Directions for this task
Your task is to repeat all of the data exactly while excluding the pictures.

--- Extracted entries ---

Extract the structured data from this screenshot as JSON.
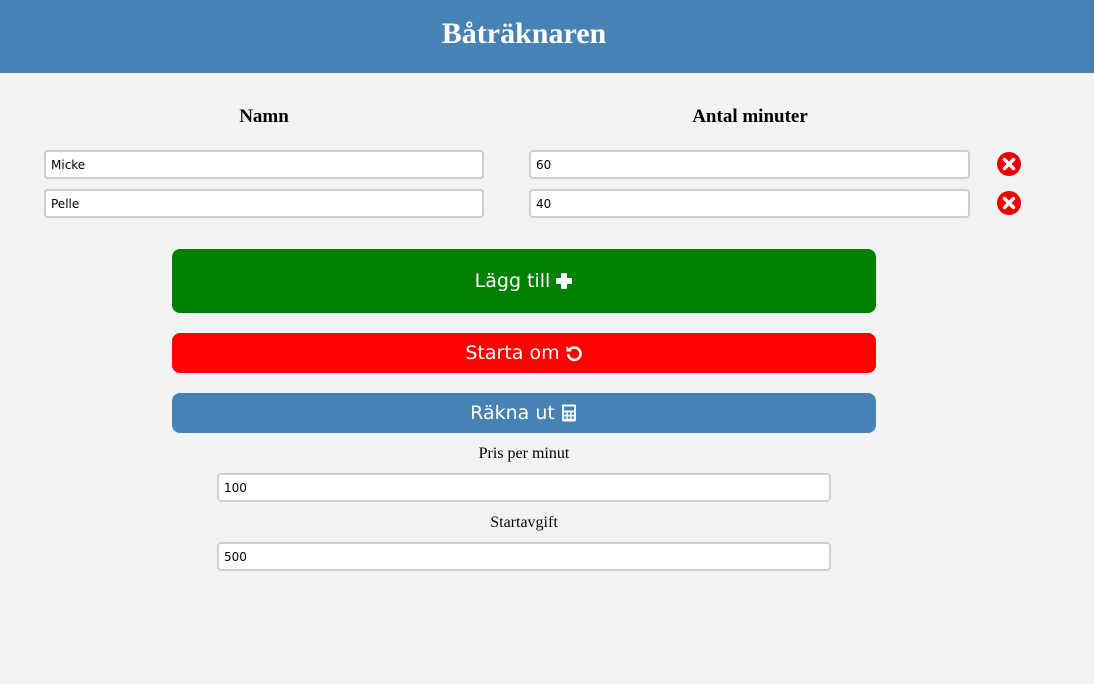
{
  "header": {
    "title": "Båträknaren"
  },
  "columns": {
    "name_label": "Namn",
    "minutes_label": "Antal minuter"
  },
  "rows": [
    {
      "name": "Micke",
      "minutes": "60",
      "remove_icon": "remove-circle-icon"
    },
    {
      "name": "Pelle",
      "minutes": "40",
      "remove_icon": "remove-circle-icon"
    }
  ],
  "buttons": {
    "add_label": "Lägg till",
    "add_icon": "plus-icon",
    "restart_label": "Starta om",
    "restart_icon": "undo-icon",
    "calc_label": "Räkna ut",
    "calc_icon": "calculator-icon"
  },
  "settings": {
    "price_label": "Pris per minut",
    "price_value": "100",
    "fee_label": "Startavgift",
    "fee_value": "500"
  },
  "colors": {
    "header": "#4682b4",
    "add": "#008000",
    "restart": "#ff0000",
    "calc": "#4682b4",
    "remove": "#ee0000",
    "background": "#f3f3f3"
  }
}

---

Exercise result
Extract the structured data from this screenshot as JSON.
{
  "header": {
    "title": "Båträknaren"
  },
  "columns": {
    "name_label": "Namn",
    "minutes_label": "Antal minuter"
  },
  "rows": [
    {
      "name": "Micke",
      "minutes": "60",
      "remove_icon": "remove-circle-icon"
    },
    {
      "name": "Pelle",
      "minutes": "40",
      "remove_icon": "remove-circle-icon"
    }
  ],
  "buttons": {
    "add_label": "Lägg till",
    "add_icon": "plus-icon",
    "restart_label": "Starta om",
    "restart_icon": "undo-icon",
    "calc_label": "Räkna ut",
    "calc_icon": "calculator-icon"
  },
  "settings": {
    "price_label": "Pris per minut",
    "price_value": "100",
    "fee_label": "Startavgift",
    "fee_value": "500"
  },
  "colors": {
    "header": "#4682b4",
    "add": "#008000",
    "restart": "#ff0000",
    "calc": "#4682b4",
    "remove": "#ee0000",
    "background": "#f3f3f3"
  }
}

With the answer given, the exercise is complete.